As we arrive
in the year 2017, we have fallen back to the most perilous position in K-12
education that we have occupied since the late 1990s, when what passed as Minnesota
state standards bore the appellation, Profile of Learning.
Profile of
Learning was a manifestation of the education professor mantra urging students
to “show what you know,” and featured the portfolio concept for the
presentation of student projects. This
very partial display of student knowledge and skill earned the state of
Minnesota a grade of “D” by a team of external reviewers. In those days, students were also required to
pass the Minnesota Basic Skills Test (MBST);
the poor quality of education in Minnesota, especially as rendered to
the most economically challenged students, was revealed when many students
struggled to pass exams in math and reading that tested only for grade 8 skill
mastery.
This
situation was an embarrassment in a state that had built a reputation for
excellence, based on comparisons with even worse state systems, such as those
in Mississippi, Louisiana, and New Mexico.

§ **What is required**:
Translate into Spanish the following sentence from the passage on Minnesota education standards: "This very partial display of student knowledge and skill earned the state of Minnesota a grade of 'D' by a team of external reviewers."

§ **Given information**:

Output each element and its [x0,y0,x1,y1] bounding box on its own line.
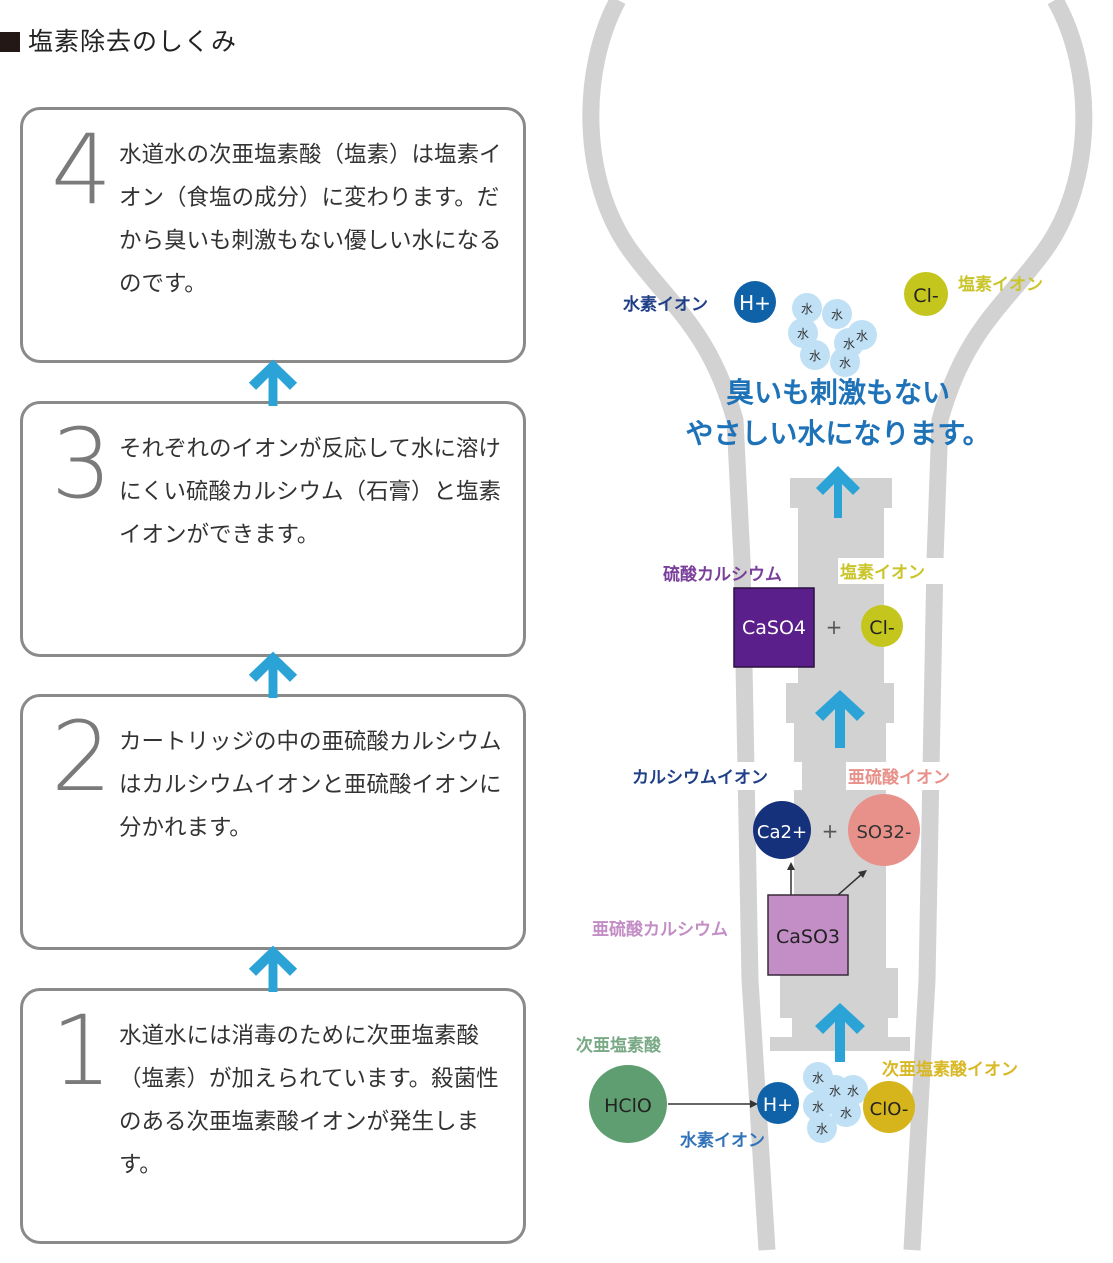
chlorine-removal-diagram: 臭いも刺激もない やさしい水になります。 水素イオン H+ Cl- 塩素イオン … [576,0,1093,1251]
title-square-icon [0,32,20,52]
calcium-sulfite-box [767,894,849,976]
water-molecule-circle [822,299,852,329]
step-number: 2 [51,701,113,813]
up-arrow-icon [815,1003,865,1062]
water-molecule-symbol: 水 [812,1100,824,1114]
label-backdrop [846,762,976,790]
title-text: 塩素除去のしくみ [28,27,238,56]
calcium-sulfite-label: 亜硫酸カルシウム [592,919,728,940]
step-text: 水道水には消毒のために次亜塩素酸（塩素）が加えられています。殺菌性のある次亜塩素… [119,1023,499,1178]
step-number: 1 [51,995,113,1107]
step-text: カートリッジの中の亜硫酸カルシウムはカルシウムイオンと亜硫酸イオンに分かれます。 [119,729,502,841]
hypochlorite-ion-circle [863,1081,915,1133]
water-molecule-symbol: 水 [801,302,813,316]
chloride-ion-symbol: Cl- [913,285,938,307]
water-molecule-circle [830,347,860,377]
up-arrow-icon [248,359,298,406]
water-molecule-symbol: 水 [809,349,821,363]
step-number: 4 [51,114,113,226]
label-backdrop [838,558,948,584]
split-arrow-line [837,872,864,896]
result-text-line1: 臭いも刺激もない [726,376,950,409]
step-box-1: 1 水道水には消毒のために次亜塩素酸（塩素）が加えられています。殺菌性のある次亜… [20,988,526,1244]
plus-sign: + [822,819,839,843]
shower-outline [582,0,1093,1251]
up-arrow-icon [815,690,865,748]
water-molecule-circle [792,293,822,323]
arrowhead-icon [750,1100,758,1108]
hydrogen-ion-label: 水素イオン [680,1130,765,1151]
up-arrow-icon [248,651,298,698]
sulfite-ion-circle [848,794,920,866]
step-box-4: 4 水道水の次亜塩素酸（塩素）は塩素イオン（食塩の成分）に変わります。だから臭い… [20,107,526,363]
water-molecule-circle [831,1097,861,1127]
hypochlorite-ion-symbol: ClO- [870,1099,909,1120]
step-number: 3 [51,408,113,520]
water-molecules-top: 水水水水水水水 [788,293,877,377]
water-molecule-circle [800,340,830,370]
water-molecule-circle [807,1113,837,1143]
water-molecule-symbol: 水 [847,1084,859,1098]
step-box-2: 2 カートリッジの中の亜硫酸カルシウムはカルシウムイオンと亜硫酸イオンに分かれま… [20,694,526,950]
water-molecule-symbol: 水 [839,356,851,370]
calcium-sulfate-formula: CaSO4 [742,617,806,639]
chloride-ion-circle [904,272,948,316]
hydrogen-ion-symbol: H+ [763,1094,793,1116]
step-text: 水道水の次亜塩素酸（塩素）は塩素イオン（食塩の成分）に変わります。だから臭いも刺… [119,142,502,297]
water-molecule-symbol: 水 [797,327,809,341]
water-molecule-symbol: 水 [812,1071,824,1085]
calcium-sulfite-formula: CaSO3 [776,926,840,948]
page-title: 塩素除去のしくみ [0,22,237,58]
water-molecule-symbol: 水 [856,329,868,343]
water-molecule-symbol: 水 [843,337,855,351]
water-molecule-symbol: 水 [840,1106,852,1120]
water-molecule-symbol: 水 [831,308,843,322]
label-backdrop [630,762,802,790]
chloride-ion-circle [861,605,903,647]
result-text-line2: やさしい水になります。 [685,417,990,450]
up-arrow-icon [248,945,298,992]
step-text: それぞれのイオンが反応して水に溶けにくい硫酸カルシウム（石膏）と塩素イオンができ… [119,436,502,548]
up-arrow-icon [816,466,860,518]
water-molecule-symbol: 水 [829,1084,841,1098]
plus-sign: + [826,615,843,639]
calcium-ion-circle [753,801,811,859]
arrowhead-icon [787,862,795,870]
water-molecule-circle [788,318,818,348]
sulfite-ion-symbol: SO32- [857,822,912,843]
hypochlorous-acid-label: 次亜塩素酸 [576,1035,662,1056]
chloride-ion-symbol: Cl- [869,617,894,639]
arrowhead-icon [858,870,867,878]
water-molecules-bottom: 水水水水水水 [803,1062,868,1143]
calcium-ion-symbol: Ca2+ [757,822,807,843]
calcium-sulfate-box [733,587,815,668]
hypochlorite-ion-label: 次亜塩素酸イオン [882,1059,1018,1080]
sulfite-ion-label: 亜硫酸イオン [848,767,950,788]
hydrogen-ion-circle [734,281,776,323]
water-molecule-symbol: 水 [816,1122,828,1136]
hydrogen-ion-symbol: H+ [739,291,771,315]
hypochlorous-acid-formula: HClO [604,1095,652,1117]
calcium-ion-label: カルシウムイオン [632,768,768,788]
chloride-ion-label: 塩素イオン [958,274,1043,295]
step-box-3: 3 それぞれのイオンが反応して水に溶けにくい硫酸カルシウム（石膏）と塩素イオンが… [20,401,526,657]
calcium-sulfate-label: 硫酸カルシウム [663,564,782,585]
chloride-ion-label: 塩素イオン [840,562,925,583]
hydrogen-ion-circle [757,1082,799,1124]
hydrogen-ion-label: 水素イオン [623,294,708,315]
hypochlorous-acid-circle [589,1065,667,1143]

§ **Solution to the exercise**:
Esta exhibición muy parcial del conocimiento y las habilidades de los estudiantes le valió al estado de Minnesota una calificación de «D» por parte de un equipo de evaluadores externos.